#### [What you will do]
Each line that holds the word "είναι" should be returned.

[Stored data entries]

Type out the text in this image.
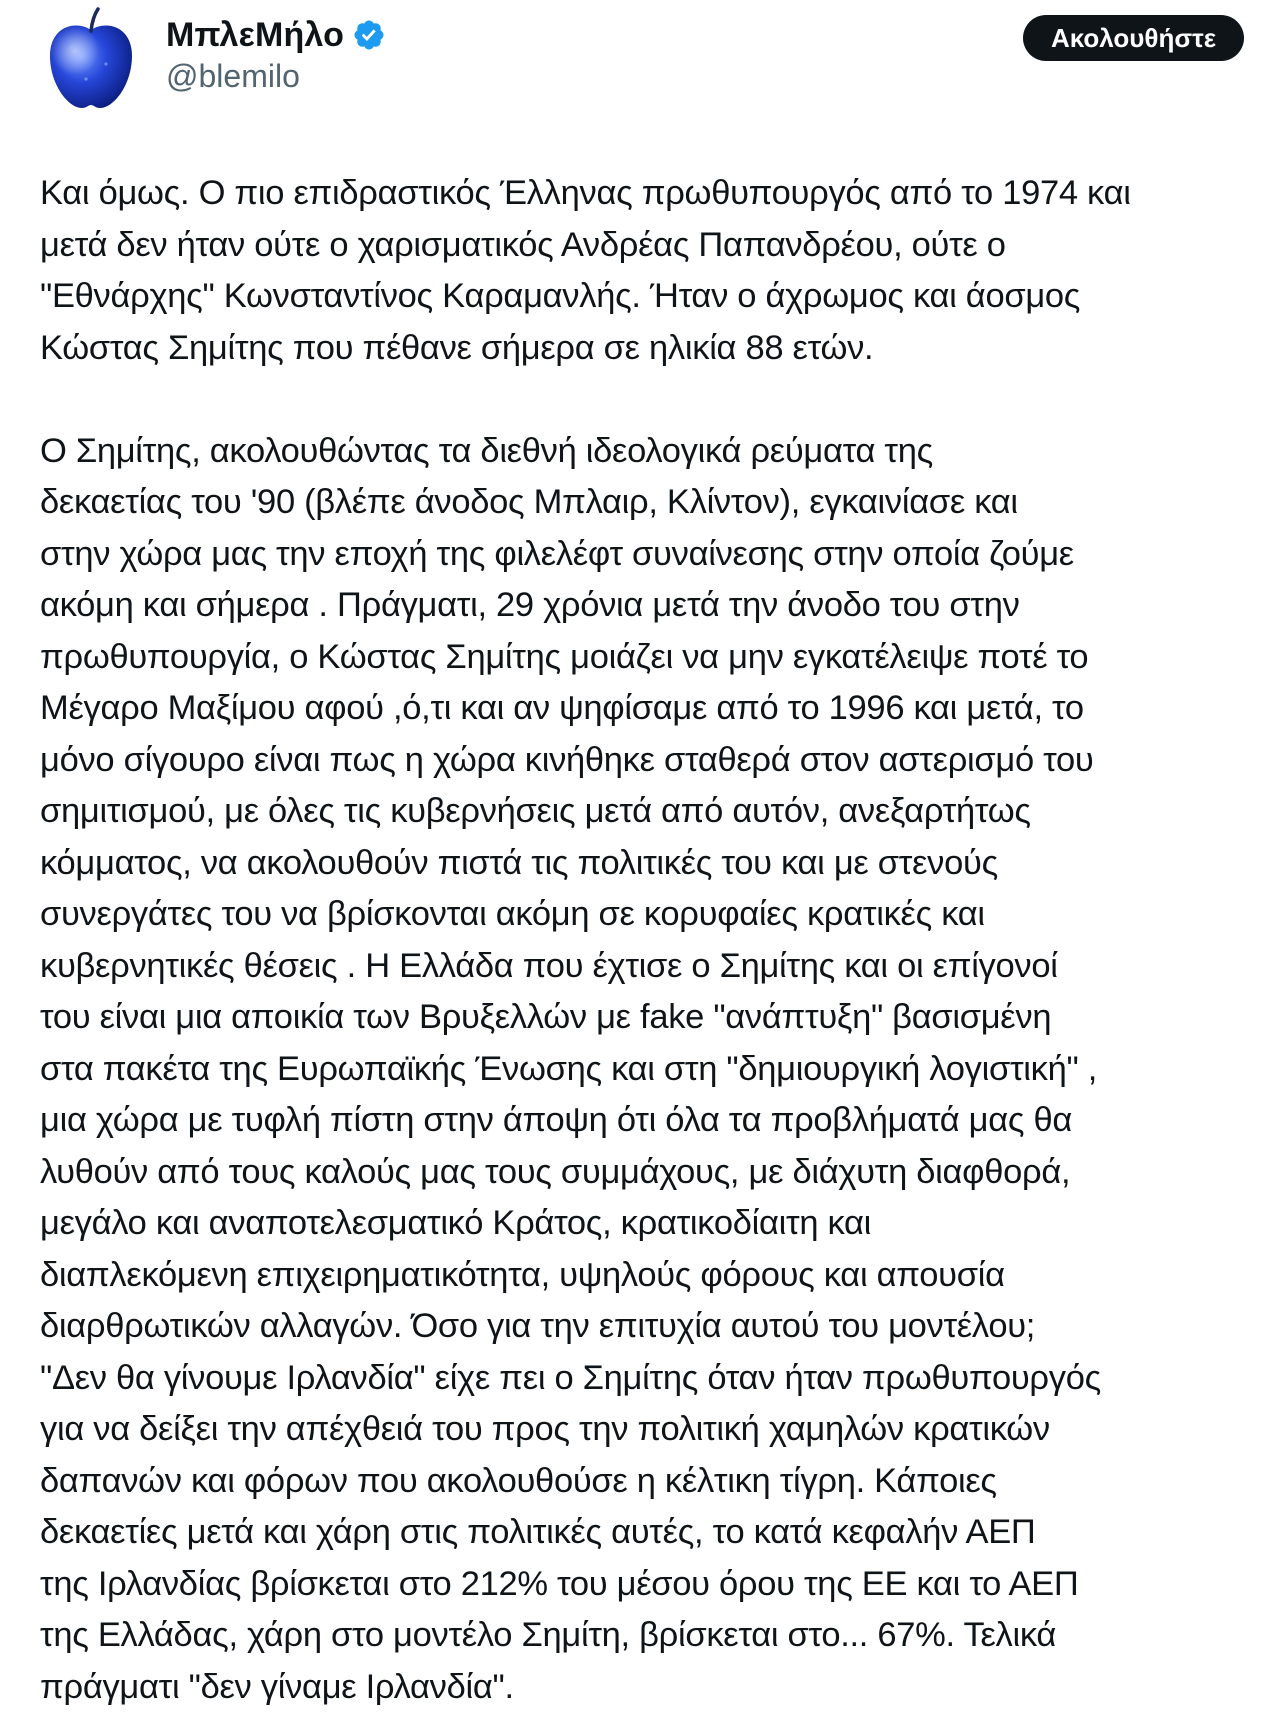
ΜπλεΜήλο
@blemilo
Ακολουθήστε

Και όμως. Ο πιο επιδραστικός Έλληνας πρωθυπουργός από το 1974 και
μετά δεν ήταν ούτε ο χαρισματικός Ανδρέας Παπανδρέου, ούτε ο
"Εθνάρχης" Κωνσταντίνος Καραμανλής. Ήταν ο άχρωμος και άοσμος
Κώστας Σημίτης που πέθανε σήμερα σε ηλικία 88 ετών.

Ο Σημίτης, ακολουθώντας τα διεθνή ιδεολογικά ρεύματα της
δεκαετίας του '90 (βλέπε άνοδος Μπλαιρ, Κλίντον), εγκαινίασε και
στην χώρα μας την εποχή της φιλελέφτ συναίνεσης στην οποία ζούμε
ακόμη και σήμερα . Πράγματι, 29 χρόνια μετά την άνοδο του στην
πρωθυπουργία, ο Κώστας Σημίτης μοιάζει να μην εγκατέλειψε ποτέ το
Μέγαρο Μαξίμου αφού ,ό,τι και αν ψηφίσαμε από το 1996 και μετά, το
μόνο σίγουρο είναι πως η χώρα κινήθηκε σταθερά στον αστερισμό του
σημιτισμού, με όλες τις κυβερνήσεις μετά από αυτόν, ανεξαρτήτως
κόμματος, να ακολουθούν πιστά τις πολιτικές του και με στενούς
συνεργάτες του να βρίσκονται ακόμη σε κορυφαίες κρατικές και
κυβερνητικές θέσεις . Η Ελλάδα που έχτισε ο Σημίτης και οι επίγονοί
του είναι μια αποικία των Βρυξελλών με fake "ανάπτυξη" βασισμένη
στα πακέτα της Ευρωπαϊκής Ένωσης και στη "δημιουργική λογιστική" ,
μια χώρα με τυφλή πίστη στην άποψη ότι όλα τα προβλήματά μας θα
λυθούν από τους καλούς μας τους συμμάχους, με διάχυτη διαφθορά,
μεγάλο και αναποτελεσματικό Κράτος, κρατικοδίαιτη και
διαπλεκόμενη επιχειρηματικότητα, υψηλούς φόρους και απουσία
διαρθρωτικών αλλαγών. Όσο για την επιτυχία αυτού του μοντέλου;
"Δεν θα γίνουμε Ιρλανδία" είχε πει ο Σημίτης όταν ήταν πρωθυπουργός
για να δείξει την απέχθειά του προς την πολιτική χαμηλών κρατικών
δαπανών και φόρων που ακολουθούσε η κέλτικη τίγρη. Κάποιες
δεκαετίες μετά και χάρη στις πολιτικές αυτές, το κατά κεφαλήν ΑΕΠ
της Ιρλανδίας βρίσκεται στο 212% του μέσου όρου της ΕΕ και το ΑΕΠ
της Ελλάδας, χάρη στο μοντέλο Σημίτη, βρίσκεται στο... 67%. Τελικά
πράγματι "δεν γίναμε Ιρλανδία".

#### [Exercise solution]
μόνο σίγουρο είναι πως η χώρα κινήθηκε σταθερά στον αστερισμό του
του είναι μια αποικία των Βρυξελλών με fake "ανάπτυξη" βασισμένη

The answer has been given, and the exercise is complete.